**GOAL:** Look through the records below, and copy out every line that holds the string "terrain".

**MATERIAL FOR THE TASK:**
------------------------------------------------------------
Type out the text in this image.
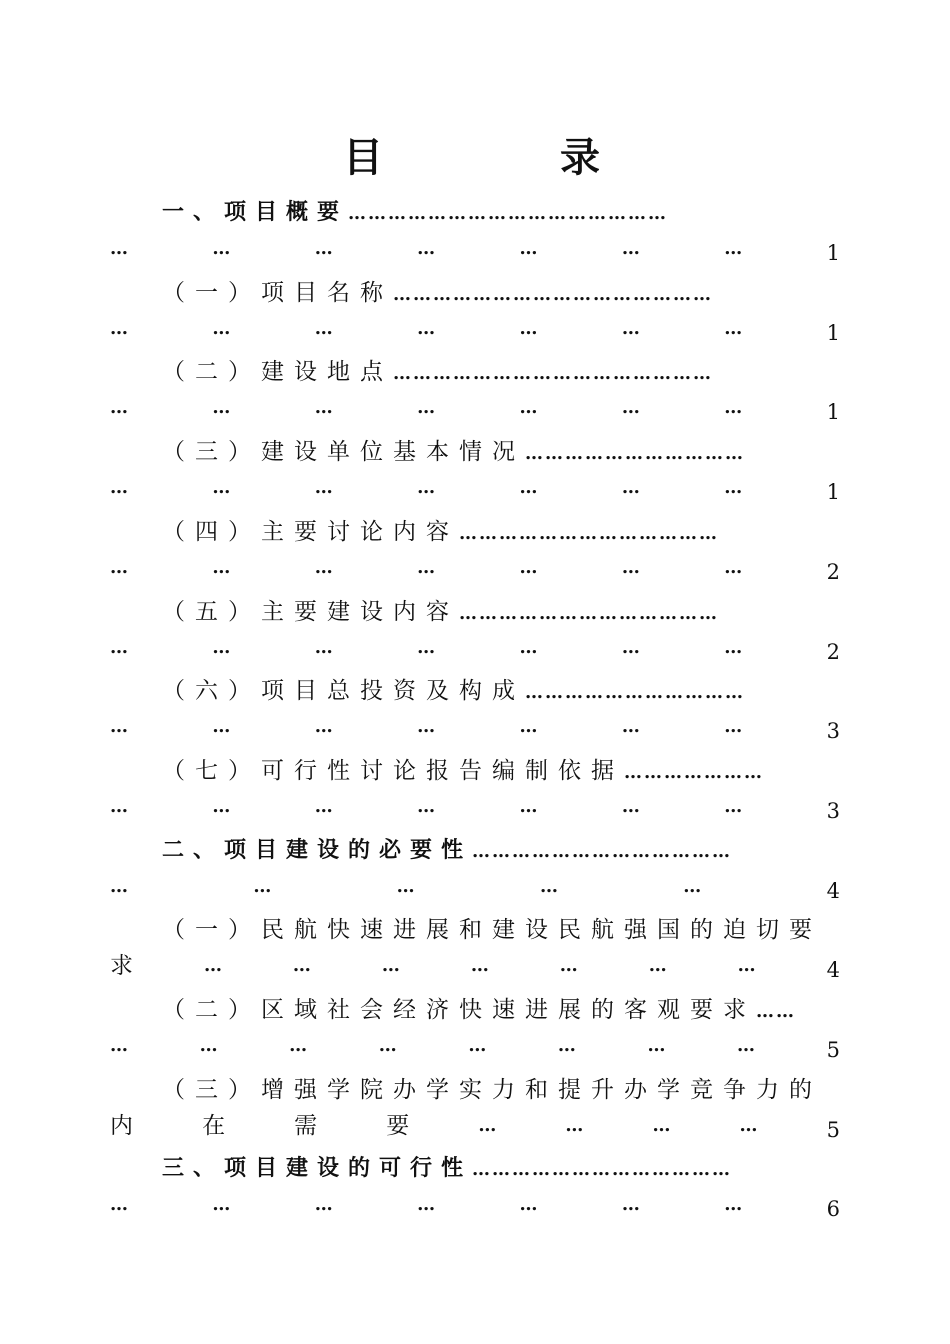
目	录
一、项目概要…………………………………………
…	…	…	…	…	…	…	1
（一）项目名称…………………………………………
…	…	…	…	…	…	…	1
（二）建设地点…………………………………………
…	…	…	…	…	…	…	1
（三）建设单位基本情况……………………………
…	…	…	…	…	…	…	1
（四）主要讨论内容…………………………………
…	…	…	…	…	…	…	2
（五）主要建设内容…………………………………
…	…	…	…	…	…	…	2
（六）项目总投资及构成……………………………
…	…	…	…	…	…	…	3
（七）可行性讨论报告编制依据…………………
…	…	…	…	…	…	…	3
二、项目建设的必要性…………………………………
…	…	…	…	…	4
（一）民航快速进展和建设民航强国的迫切要
求	…	…	…	…	…	…	…	4
（二）区域社会经济快速进展的客观要求……
…	…	…	…	…	…	…	…	5
（三）增强学院办学实力和提升办学竞争力的
内	在	需	要	…	…	…	…	5
三、项目建设的可行性…………………………………
…	…	…	…	…	…	…	6
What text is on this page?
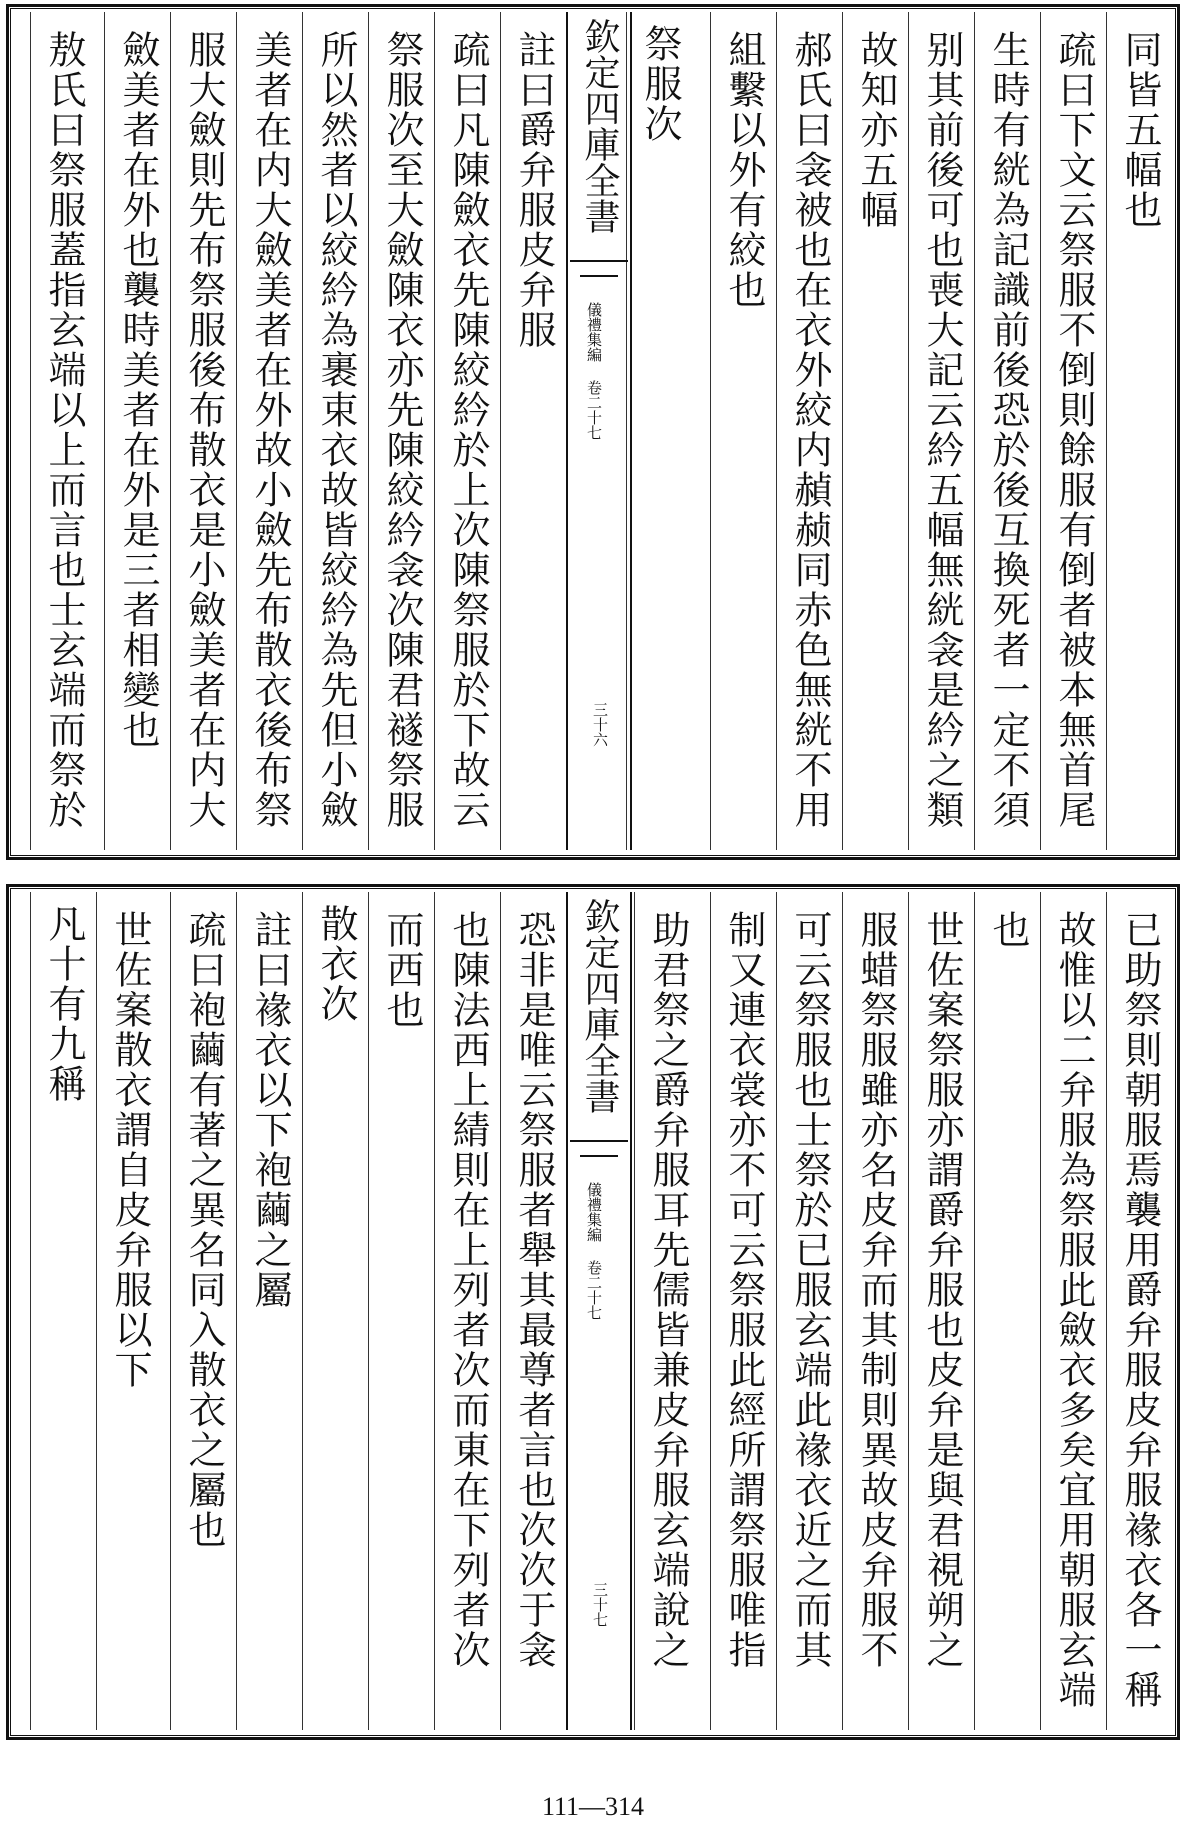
同皆五幅也
疏曰下文云祭服不倒則餘服有倒者被本無首尾
生時有絖為記識前後恐於後互換死者一定不須
别其前後可也喪大記云紟五幅無絖衾是紟之類
故知亦五幅
郝氏曰衾被也在衣外絞内赬赪同赤色無絖不用
組繫以外有絞也
祭服次
欽定四庫全書
儀禮集編 卷二十七
三十六
註曰爵弁服皮弁服
疏曰凡陳斂衣先陳絞紟於上次陳祭服於下故云
祭服次至大斂陳衣亦先陳絞紟衾次陳君襚祭服
所以然者以絞紟為裹束衣故皆絞紟為先但小斂
美者在内大斂美者在外故小斂先布散衣後布祭
服大斂則先布祭服後布散衣是小斂美者在内大
斂美者在外也襲時美者在外是三者相變也
敖氏曰祭服蓋指玄端以上而言也士玄端而祭於
已助祭則朝服焉襲用爵弁服皮弁服褖衣各一稱
故惟以二弁服為祭服此斂衣多矣宜用朝服玄端
也
世佐案祭服亦謂爵弁服也皮弁是與君視朔之
服蜡祭服雖亦名皮弁而其制則異故皮弁服不
可云祭服也士祭於已服玄端此褖衣近之而其
制又連衣裳亦不可云祭服此經所謂祭服唯指
助君祭之爵弁服耳先儒皆兼皮弁服玄端說之
欽定四庫全書
儀禮集編 卷二十七
三十七
恐非是唯云祭服者舉其最尊者言也次次于衾
也陳法西上綪則在上列者次而東在下列者次
而西也
散衣次
註曰褖衣以下袍繭之屬
疏曰袍繭有著之異名同入散衣之屬也
世佐案散衣謂自皮弁服以下
凡十有九稱
111—314
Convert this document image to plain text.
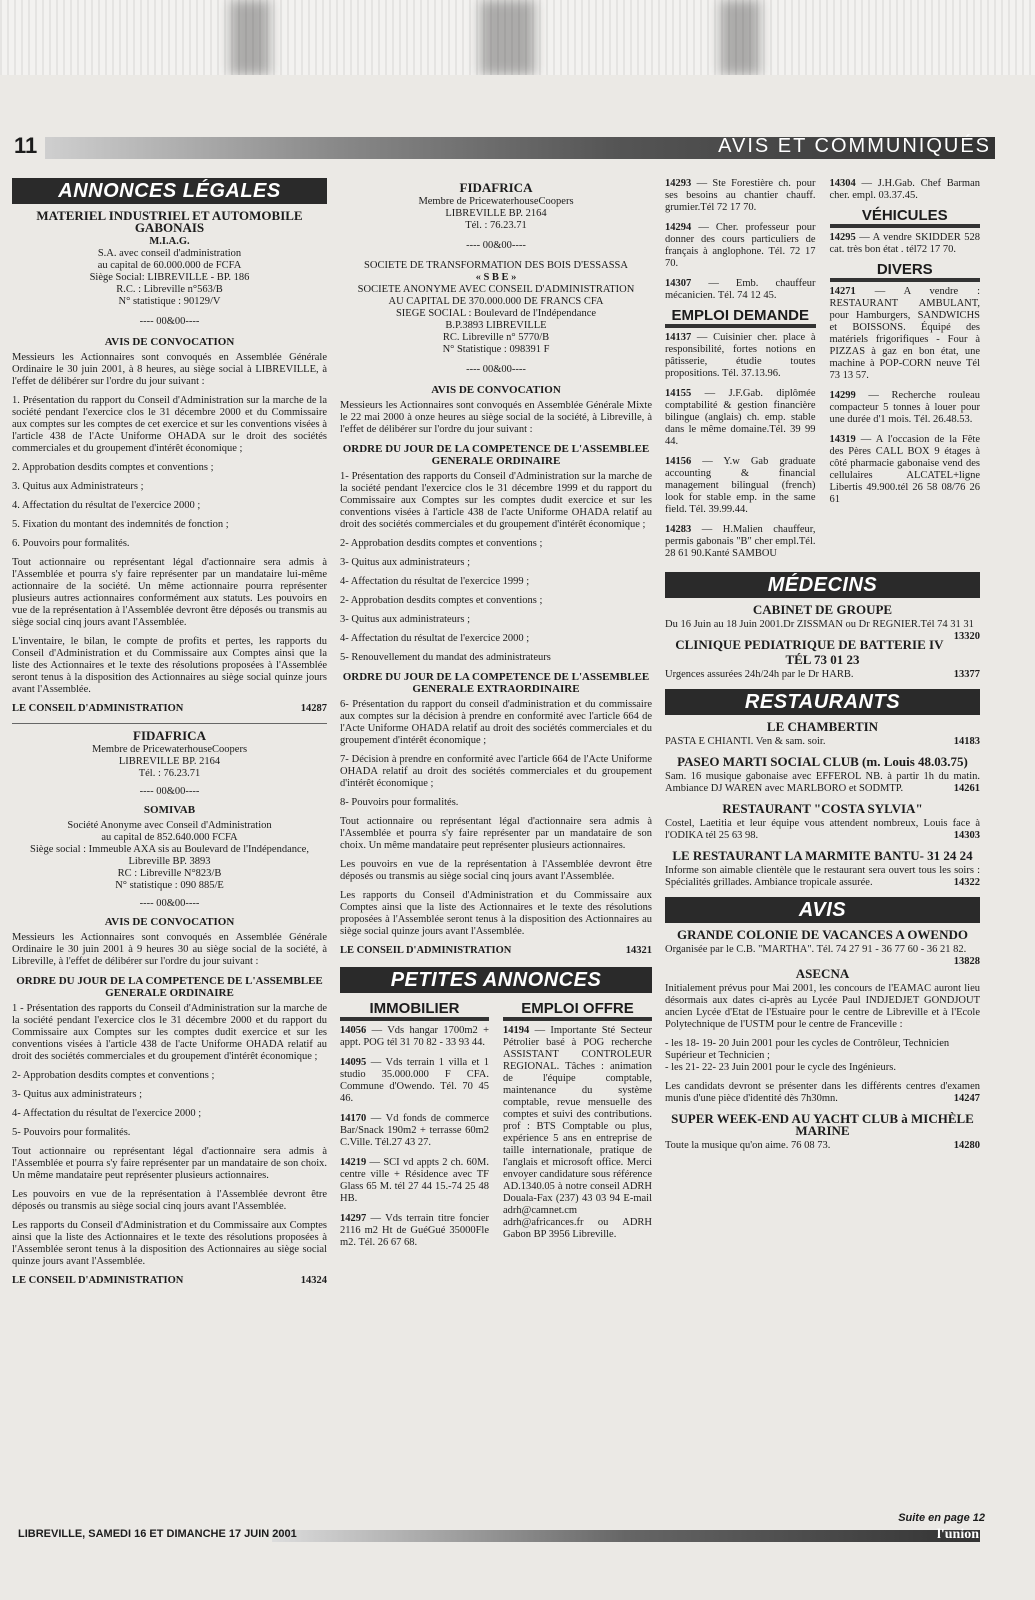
11	AVIS ET COMMUNIQUÉS
ANNONCES LÉGALES
MATERIEL INDUSTRIEL ET AUTOMOBILE GABONAIS
M.I.A.G.
S.A. avec conseil d'administration
au capital de 60.000.000 de FCFA
Siège Social: LIBREVILLE - BP. 186
R.C. : Libreville n°563/B
N° statistique : 90129/V
---- 00&00----
AVIS DE CONVOCATION

Messieurs les Actionnaires sont convoqués en Assemblée Générale Ordinaire le 30 juin 2001, à 8 heures, au siège social à LIBREVILLE, à l'effet de délibérer sur l'ordre du jour suivant :

1. Présentation du rapport du Conseil d'Administration sur la marche de la société pendant l'exercice clos le 31 décembre 2000 et du Commissaire aux comptes sur les comptes de cet exercice et sur les conventions visées à l'article 438 de l'Acte Uniforme OHADA sur le droit des sociétés commerciales et du groupement d'intérêt économique ;

2. Approbation desdits comptes et conventions ;

3. Quitus aux Administrateurs ;

4. Affectation du résultat de l'exercice 2000 ;

5. Fixation du montant des indemnités de fonction ;

6. Pouvoirs pour formalités.

Tout actionnaire ou représentant légal d'actionnaire sera admis à l'Assemblée et pourra s'y faire représenter par un mandataire lui-même actionnaire de la société. Un même actionnaire pourra représenter plusieurs autres actionnaires conformément aux statuts. Les pouvoirs en vue de la représentation à l'Assemblée devront être déposés ou transmis au siège social cinq jours avant l'Assemblée.

L'inventaire, le bilan, le compte de profits et pertes, les rapports du Conseil d'Administration et du Commissaire aux Comptes ainsi que la liste des Actionnaires et le texte des résolutions proposées à l'Assemblée seront tenus à la disposition des Actionnaires au siège social quinze jours avant l'Assemblée.

LE CONSEIL D'ADMINISTRATION	14287
FIDAFRICA
Membre de PricewaterhouseCoopers
LIBREVILLE BP. 2164
Tél. : 76.23.71
---- 00&00----
SOMIVAB
Société Anonyme avec Conseil d'Administration
au capital de 852.640.000 FCFA
Siège social : Immeuble AXA sis au Boulevard de l'Indépendance, Libreville BP. 3893
RC : Libreville N°823/B
N° statistique : 090 885/E
---- 00&00----
AVIS DE CONVOCATION

Messieurs les Actionnaires sont convoqués en Assemblée Générale Ordinaire le 30 juin 2001 à 9 heures 30 au siège social de la société, à Libreville, à l'effet de délibérer sur l'ordre du jour suivant :

ORDRE DU JOUR DE LA COMPETENCE DE L'ASSEMBLEE GENERALE ORDINAIRE

1 - Présentation des rapports du Conseil d'Administration sur la marche de la société pendant l'exercice clos le 31 décembre 2000 et du rapport du Commissaire aux Comptes sur les comptes dudit exercice et sur les conventions visées à l'article 438 de l'acte Uniforme OHADA relatif au droit des sociétés commerciales et du groupement d'intérêt économique ;

2- Approbation desdits comptes et conventions ;

3- Quitus aux administrateurs ;

4- Affectation du résultat de l'exercice 2000 ;

5- Pouvoirs pour formalités.

Tout actionnaire ou représentant légal d'actionnaire sera admis à l'Assemblée et pourra s'y faire représenter par un mandataire de son choix. Un même mandataire peut représenter plusieurs actionnaires.

Les pouvoirs en vue de la représentation à l'Assemblée devront être déposés ou transmis au siège social cinq jours avant l'Assemblée.

Les rapports du Conseil d'Administration et du Commissaire aux Comptes ainsi que la liste des Actionnaires et le texte des résolutions proposées à l'Assemblée seront tenus à la disposition des Actionnaires au siège social quinze jours avant l'Assemblée.

LE CONSEIL D'ADMINISTRATION	14324
FIDAFRICA
Membre de PricewaterhouseCoopers
LIBREVILLE BP. 2164
Tél. : 76.23.71
---- 00&00----
SOCIETE DE TRANSFORMATION DES BOIS D'ESSASSA
« S B E »
SOCIETE ANONYME AVEC CONSEIL D'ADMINISTRATION
AU CAPITAL DE 370.000.000 DE FRANCS CFA
SIEGE SOCIAL : Boulevard de l'Indépendance
B.P.3893 LIBREVILLE
RC. Libreville n° 5770/B
N° Statistique : 098391 F
---- 00&00----
AVIS DE CONVOCATION

Messieurs les Actionnaires sont convoqués en Assemblée Générale Mixte le 22 mai 2000 à onze heures au siège social de la société, à Libreville, à l'effet de délibérer sur l'ordre du jour suivant :

ORDRE DU JOUR DE LA COMPETENCE DE L'ASSEMBLEE GENERALE ORDINAIRE

1- Présentation des rapports du Conseil d'Administration sur la marche de la société pendant l'exercice clos le 31 décembre 1999 et du rapport du Commissaire aux Comptes sur les comptes dudit exercice et sur les conventions visées à l'article 438 de l'acte Uniforme OHADA relatif au droit des sociétés commerciales et du groupement d'intérêt économique ;

2- Approbation desdits comptes et conventions ;

3- Quitus aux administrateurs ;

4- Affectation du résultat de l'exercice 1999 ;

2- Approbation desdits comptes et conventions ;

3- Quitus aux administrateurs ;

4- Affectation du résultat de l'exercice 2000 ;

5- Renouvellement du mandat des administrateurs

ORDRE DU JOUR DE LA COMPETENCE DE L'ASSEMBLEE GENERALE EXTRAORDINAIRE

6- Présentation du rapport du conseil d'administration et du commissaire aux comptes sur la décision à prendre en conformité avec l'article 664 de l'Acte Uniforme OHADA relatif au droit des sociétés commerciales et du groupement d'intérêt économique ;

7- Décision à prendre en conformité avec l'article 664 de l'Acte Uniforme OHADA relatif au droit des sociétés commerciales et du groupement d'intérêt économique ;

8- Pouvoirs pour formalités.

Tout actionnaire ou représentant légal d'actionnaire sera admis à l'Assemblée et pourra s'y faire représenter par un mandataire de son choix. Un même mandataire peut représenter plusieurs actionnaires.

Les pouvoirs en vue de la représentation à l'Assemblée devront être déposés ou transmis au siège social cinq jours avant l'Assemblée.

Les rapports du Conseil d'Administration et du Commissaire aux Comptes ainsi que la liste des Actionnaires et le texte des résolutions proposées à l'Assemblée seront tenus à la disposition des Actionnaires au siège social quinze jours avant l'Assemblée.

LE CONSEIL D'ADMINISTRATION	14321
PETITES ANNONCES
IMMOBILIER
14056 — Vds hangar 1700m2 + appt. POG tél 31 70 82 - 33 93 44.
14095 — Vds terrain 1 villa et 1 studio 35.000.000 F CFA. Commune d'Owendo. Tél. 70 45 46.
14170 — Vd fonds de commerce Bar/Snack 190m2 + terrasse 60m2 C.Ville. Tél.27 43 27.
14219 — SCI vd appts 2 ch. 60M. centre ville + Résidence avec TF Glass 65 M. tél 27 44 15.-74 25 48 HB.
14297 — Vds terrain titre foncier 2116 m2 Ht de GuéGué 35000Fle m2. Tél. 26 67 68.
EMPLOI OFFRE
14194 — Importante Sté Secteur Pétrolier basé à POG recherche ASSISTANT CONTROLEUR REGIONAL. Tâches : animation de l'équipe comptable, maintenance du système comptable, revue mensuelle des comptes et suivi des contributions. prof : BTS Comptable ou plus, expérience 5 ans en entreprise de taille internationale, pratique de l'anglais et microsoft office. Merci envoyer candidature sous référence AD.1340.05 à notre conseil ADRH Douala-Fax (237) 43 03 94 E-mail adrh@camnet.cm adrh@africances.fr ou ADRH Gabon BP 3956 Libreville.
14293 — Ste Forestière ch. pour ses besoins au chantier chauff. grumier.Tél 72 17 70.
14294 — Cher. professeur pour donner des cours particuliers de français à anglophone. Tél. 72 17 70.
14307 — Emb. chauffeur mécanicien. Tél. 74 12 45.
EMPLOI DEMANDE
14137 — Cuisinier cher. place à responsibilité, fortes notions en pâtisserie, étudie toutes propositions. Tél. 37.13.96.
14155 — J.F.Gab. diplômée comptabilité & gestion financière bilingue (anglais) ch. emp. stable dans le même domaine.Tél. 39 99 44.
14156 — Y.w Gab graduate accounting & financial management bilingual (french) look for stable emp. in the same field. Tél. 39.99.44.
14283 — H.Malien chauffeur, permis gabonais "B" cher empl.Tél. 28 61 90.Kanté SAMBOU
14304 — J.H.Gab. Chef Barman cher. empl. 03.37.45.
VÉHICULES
14295 — A vendre SKIDDER 528 cat. très bon état . tél72 17 70.
DIVERS
14271 — A vendre : RESTAURANT AMBULANT, pour Hamburgers, SANDWICHS et BOISSONS. Équipé des matériels frigorifiques - Four à PIZZAS à gaz en bon état, une machine à POP-CORN neuve Tél 73 13 57.
14299 — Recherche rouleau compacteur 5 tonnes à louer pour une durée d'1 mois. Tél. 26.48.53.
14319 — A l'occasion de la Fête des Pères CALL BOX 9 étages à côté pharmacie gabonaise vend des cellulaires ALCATEL+ligne Libertis 49.900.tél 26 58 08/76 26 61
MÉDECINS
CABINET DE GROUPE
Du 16 Juin au 18 Juin 2001.Dr ZISSMAN ou Dr REGNIER.Tél 74 31 31
13320
CLINIQUE PEDIATRIQUE DE BATTERIE IV
TÉL 73 01 23
Urgences assurées 24h/24h par le Dr HARB.	13377
RESTAURANTS
LE CHAMBERTIN
PASTA E CHIANTI. Ven & sam. soir.	14183
PASEO MARTI SOCIAL CLUB (m. Louis 48.03.75)
Sam. 16 musique gabonaise avec EFFEROL NB. à partir 1h du matin. Ambiance DJ WAREN avec MARLBORO et SODMTP.	14261
RESTAURANT "COSTA SYLVIA"
Costel, Laetitia et leur équipe vous attendent nombreux, Louis face à l'ODIKA tél 25 63 98.	14303
LE RESTAURANT LA MARMITE BANTU- 31 24 24
Informe son aimable clientèle que le restaurant sera ouvert tous les soirs : Spécialités grillades. Ambiance tropicale assurée.	14322
AVIS
GRANDE COLONIE DE VACANCES A OWENDO
Organisée par le C.B. "MARTHA". Tél. 74 27 91 - 36 77 60 - 36 21 82.
13828
ASECNA

Initialement prévus pour Mai 2001, les concours de l'EAMAC auront lieu désormais aux dates ci-après au Lycée Paul INDJEDJET GONDJOUT ancien Lycée d'Etat de l'Estuaire pour le centre de Libreville et à l'Ecole Polytechnique de l'USTM pour le centre de Franceville :

- les 18- 19- 20 Juin 2001 pour les cycles de Contrôleur, Technicien Supérieur et Technicien ;
- les 21- 22- 23 Juin 2001 pour le cycle des Ingénieurs.
Les candidats devront se présenter dans les différents centres d'examen munis d'une pièce d'identité dès 7h30mn.	14247
SUPER WEEK-END AU YACHT CLUB à MICHÈLE MARINE
Toute la musique qu'on aime. 76 08 73.	14280
LIBREVILLE, SAMEDI 16 ET DIMANCHE 17 JUIN 2001
Suite en page 12
l'union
------------------------------------------------------------
**WRITTEN ANSWER:**
14095 — Vds terrain 1 villa et 1 studio 35.000.000 F CFA. Commune d'Owendo. Tél. 70 45 46.
14297 — Vds terrain titre foncier 2116 m2 Ht de GuéGué 35000Fle m2. Tél. 26 67 68.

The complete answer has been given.